[Records contained in a dataset]
************

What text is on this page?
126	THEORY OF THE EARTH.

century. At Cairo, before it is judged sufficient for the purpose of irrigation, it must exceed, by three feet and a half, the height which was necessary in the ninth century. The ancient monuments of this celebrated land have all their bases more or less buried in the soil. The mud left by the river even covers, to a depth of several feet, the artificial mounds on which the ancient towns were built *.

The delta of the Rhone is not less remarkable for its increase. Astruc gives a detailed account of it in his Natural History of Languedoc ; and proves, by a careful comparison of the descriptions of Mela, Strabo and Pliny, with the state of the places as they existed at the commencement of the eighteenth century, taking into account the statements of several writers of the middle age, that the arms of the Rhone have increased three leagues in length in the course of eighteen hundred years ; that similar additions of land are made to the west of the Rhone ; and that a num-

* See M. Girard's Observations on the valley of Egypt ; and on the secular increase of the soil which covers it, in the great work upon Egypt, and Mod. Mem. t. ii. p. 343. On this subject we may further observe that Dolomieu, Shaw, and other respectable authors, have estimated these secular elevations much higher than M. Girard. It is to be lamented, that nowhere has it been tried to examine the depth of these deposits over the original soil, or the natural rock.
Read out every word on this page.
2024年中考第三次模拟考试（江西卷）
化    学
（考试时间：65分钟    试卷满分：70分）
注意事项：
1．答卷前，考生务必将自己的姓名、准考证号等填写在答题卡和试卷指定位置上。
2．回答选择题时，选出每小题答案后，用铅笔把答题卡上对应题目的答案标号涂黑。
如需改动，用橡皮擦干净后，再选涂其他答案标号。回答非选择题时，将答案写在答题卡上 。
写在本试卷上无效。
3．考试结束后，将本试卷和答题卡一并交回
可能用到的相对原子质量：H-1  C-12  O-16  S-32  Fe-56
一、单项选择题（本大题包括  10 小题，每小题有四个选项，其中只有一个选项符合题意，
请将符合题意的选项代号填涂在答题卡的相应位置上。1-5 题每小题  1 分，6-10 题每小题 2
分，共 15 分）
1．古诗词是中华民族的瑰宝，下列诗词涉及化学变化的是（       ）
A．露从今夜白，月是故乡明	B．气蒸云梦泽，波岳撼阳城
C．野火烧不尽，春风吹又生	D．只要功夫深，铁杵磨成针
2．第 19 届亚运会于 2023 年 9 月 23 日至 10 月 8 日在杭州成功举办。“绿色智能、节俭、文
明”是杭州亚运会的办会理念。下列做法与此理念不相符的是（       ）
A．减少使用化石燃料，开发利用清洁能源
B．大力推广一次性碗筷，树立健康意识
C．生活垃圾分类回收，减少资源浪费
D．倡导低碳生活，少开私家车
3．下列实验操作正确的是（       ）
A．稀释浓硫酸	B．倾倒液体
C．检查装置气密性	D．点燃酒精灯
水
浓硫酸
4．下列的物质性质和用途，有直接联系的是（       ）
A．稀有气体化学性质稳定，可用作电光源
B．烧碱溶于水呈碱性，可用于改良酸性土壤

************

Goal:
Reproduce the data in its entirety, matching each character.

Output below:
What text is on this page?
126	THEORY OF THE EARTH.

century. At Cairo, before it is judged sufficient for the purpose of irrigation, it must exceed, by three feet and a half, the height which was necessary in the ninth century. The ancient monuments of this celebrated land have all their bases more or less buried in the soil. The mud left by the river even covers, to a depth of several feet, the artificial mounds on which the ancient towns were built *.

The delta of the Rhone is not less remarkable for its increase. Astruc gives a detailed account of it in his Natural History of Languedoc ; and proves, by a careful comparison of the descriptions of Mela, Strabo and Pliny, with the state of the places as they existed at the commencement of the eighteenth century, taking into account the statements of several writers of the middle age, that the arms of the Rhone have increased three leagues in length in the course of eighteen hundred years ; that similar additions of land are made to the west of the Rhone ; and that a num-

* See M. Girard's Observations on the valley of Egypt ; and on the secular increase of the soil which covers it, in the great work upon Egypt, and Mod. Mem. t. ii. p. 343. On this subject we may further observe that Dolomieu, Shaw, and other respectable authors, have estimated these secular elevations much higher than M. Girard. It is to be lamented, that nowhere has it been tried to examine the depth of these deposits over the original soil, or the natural rock.
Read out every word on this page.
2024年中考第三次模拟考试（江西卷）
化    学
（考试时间：65分钟    试卷满分：70分）
注意事项：
1．答卷前，考生务必将自己的姓名、准考证号等填写在答题卡和试卷指定位置上。
2．回答选择题时，选出每小题答案后，用铅笔把答题卡上对应题目的答案标号涂黑。
如需改动，用橡皮擦干净后，再选涂其他答案标号。回答非选择题时，将答案写在答题卡上 。
写在本试卷上无效。
3．考试结束后，将本试卷和答题卡一并交回
可能用到的相对原子质量：H-1  C-12  O-16  S-32  Fe-56
一、单项选择题（本大题包括  10 小题，每小题有四个选项，其中只有一个选项符合题意，
请将符合题意的选项代号填涂在答题卡的相应位置上。1-5 题每小题  1 分，6-10 题每小题 2
分，共 15 分）
1．古诗词是中华民族的瑰宝，下列诗词涉及化学变化的是（       ）
A．露从今夜白，月是故乡明	B．气蒸云梦泽，波岳撼阳城
C．野火烧不尽，春风吹又生	D．只要功夫深，铁杵磨成针
2．第 19 届亚运会于 2023 年 9 月 23 日至 10 月 8 日在杭州成功举办。“绿色智能、节俭、文
明”是杭州亚运会的办会理念。下列做法与此理念不相符的是（       ）
A．减少使用化石燃料，开发利用清洁能源
B．大力推广一次性碗筷，树立健康意识
C．生活垃圾分类回收，减少资源浪费
D．倡导低碳生活，少开私家车
3．下列实验操作正确的是（       ）
A．稀释浓硫酸	B．倾倒液体
C．检查装置气密性	D．点燃酒精灯
水
浓硫酸
4．下列的物质性质和用途，有直接联系的是（       ）
A．稀有气体化学性质稳定，可用作电光源
B．烧碱溶于水呈碱性，可用于改良酸性土壤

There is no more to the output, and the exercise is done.